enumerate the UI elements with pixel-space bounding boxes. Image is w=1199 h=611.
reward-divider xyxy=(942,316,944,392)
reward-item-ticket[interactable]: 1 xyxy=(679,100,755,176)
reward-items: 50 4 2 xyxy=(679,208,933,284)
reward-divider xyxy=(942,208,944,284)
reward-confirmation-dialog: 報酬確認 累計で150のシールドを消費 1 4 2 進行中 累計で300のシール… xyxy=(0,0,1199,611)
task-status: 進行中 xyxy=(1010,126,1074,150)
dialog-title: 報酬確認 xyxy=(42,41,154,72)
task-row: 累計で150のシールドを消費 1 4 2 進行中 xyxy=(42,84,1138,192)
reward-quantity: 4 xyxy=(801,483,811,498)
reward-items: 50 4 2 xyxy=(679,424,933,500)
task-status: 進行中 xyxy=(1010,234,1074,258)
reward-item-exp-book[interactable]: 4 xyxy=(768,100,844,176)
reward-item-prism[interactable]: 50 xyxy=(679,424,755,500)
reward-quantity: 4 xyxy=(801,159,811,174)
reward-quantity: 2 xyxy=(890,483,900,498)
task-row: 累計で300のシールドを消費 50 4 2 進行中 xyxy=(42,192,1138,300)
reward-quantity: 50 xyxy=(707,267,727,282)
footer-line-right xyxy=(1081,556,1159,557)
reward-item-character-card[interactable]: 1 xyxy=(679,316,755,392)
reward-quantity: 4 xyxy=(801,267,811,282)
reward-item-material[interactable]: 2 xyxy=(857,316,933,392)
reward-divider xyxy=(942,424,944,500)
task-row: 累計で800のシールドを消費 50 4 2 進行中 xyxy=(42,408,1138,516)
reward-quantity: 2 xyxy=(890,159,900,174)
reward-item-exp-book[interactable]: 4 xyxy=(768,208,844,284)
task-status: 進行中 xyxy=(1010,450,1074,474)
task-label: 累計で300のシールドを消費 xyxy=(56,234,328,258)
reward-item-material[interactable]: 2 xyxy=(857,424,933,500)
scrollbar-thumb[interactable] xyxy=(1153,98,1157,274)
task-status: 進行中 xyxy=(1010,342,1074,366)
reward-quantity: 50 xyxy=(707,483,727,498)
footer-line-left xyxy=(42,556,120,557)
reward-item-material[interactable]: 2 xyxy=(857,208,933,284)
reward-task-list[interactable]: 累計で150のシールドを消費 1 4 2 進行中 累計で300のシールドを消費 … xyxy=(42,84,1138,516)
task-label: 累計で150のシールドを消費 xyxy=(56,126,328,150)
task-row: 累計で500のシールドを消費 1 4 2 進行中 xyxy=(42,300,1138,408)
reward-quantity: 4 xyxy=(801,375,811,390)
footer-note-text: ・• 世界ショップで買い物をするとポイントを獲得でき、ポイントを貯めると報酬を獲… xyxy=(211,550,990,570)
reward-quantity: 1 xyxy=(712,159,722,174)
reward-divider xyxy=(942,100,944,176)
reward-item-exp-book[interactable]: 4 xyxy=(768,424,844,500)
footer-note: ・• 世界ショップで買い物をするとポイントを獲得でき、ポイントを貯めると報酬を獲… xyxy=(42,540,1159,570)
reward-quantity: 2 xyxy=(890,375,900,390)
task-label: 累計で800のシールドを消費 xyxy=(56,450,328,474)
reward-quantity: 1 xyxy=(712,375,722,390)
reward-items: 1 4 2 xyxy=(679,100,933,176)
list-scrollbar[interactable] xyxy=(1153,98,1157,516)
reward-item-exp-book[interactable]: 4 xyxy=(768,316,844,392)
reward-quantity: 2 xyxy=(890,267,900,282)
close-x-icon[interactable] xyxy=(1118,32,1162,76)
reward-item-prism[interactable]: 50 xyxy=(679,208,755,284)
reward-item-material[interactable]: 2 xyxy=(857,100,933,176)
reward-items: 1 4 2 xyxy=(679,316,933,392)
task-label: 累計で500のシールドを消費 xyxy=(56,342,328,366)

----------

Starting at the first line of the data and ending with the line that contains "dialog-title: 報酬確認 xyxy=(42,41,154,72)", write out each line as a numbered list, skipping any blank lines.

(Result of this task):
1. enumerate the UI elements with pixel-space bounding boxes. Image is w=1199 h=611.
2. reward-divider xyxy=(942,316,944,392)
3. reward-item-ticket[interactable]: 1 xyxy=(679,100,755,176)
4. reward-items: 50 4 2 xyxy=(679,208,933,284)
5. reward-divider xyxy=(942,208,944,284)
6. reward-confirmation-dialog: 報酬確認 累計で150のシールドを消費 1 4 2 進行中 累計で300のシール… xyxy=(0,0,1199,611)
7. task-status: 進行中 xyxy=(1010,126,1074,150)
8. dialog-title: 報酬確認 xyxy=(42,41,154,72)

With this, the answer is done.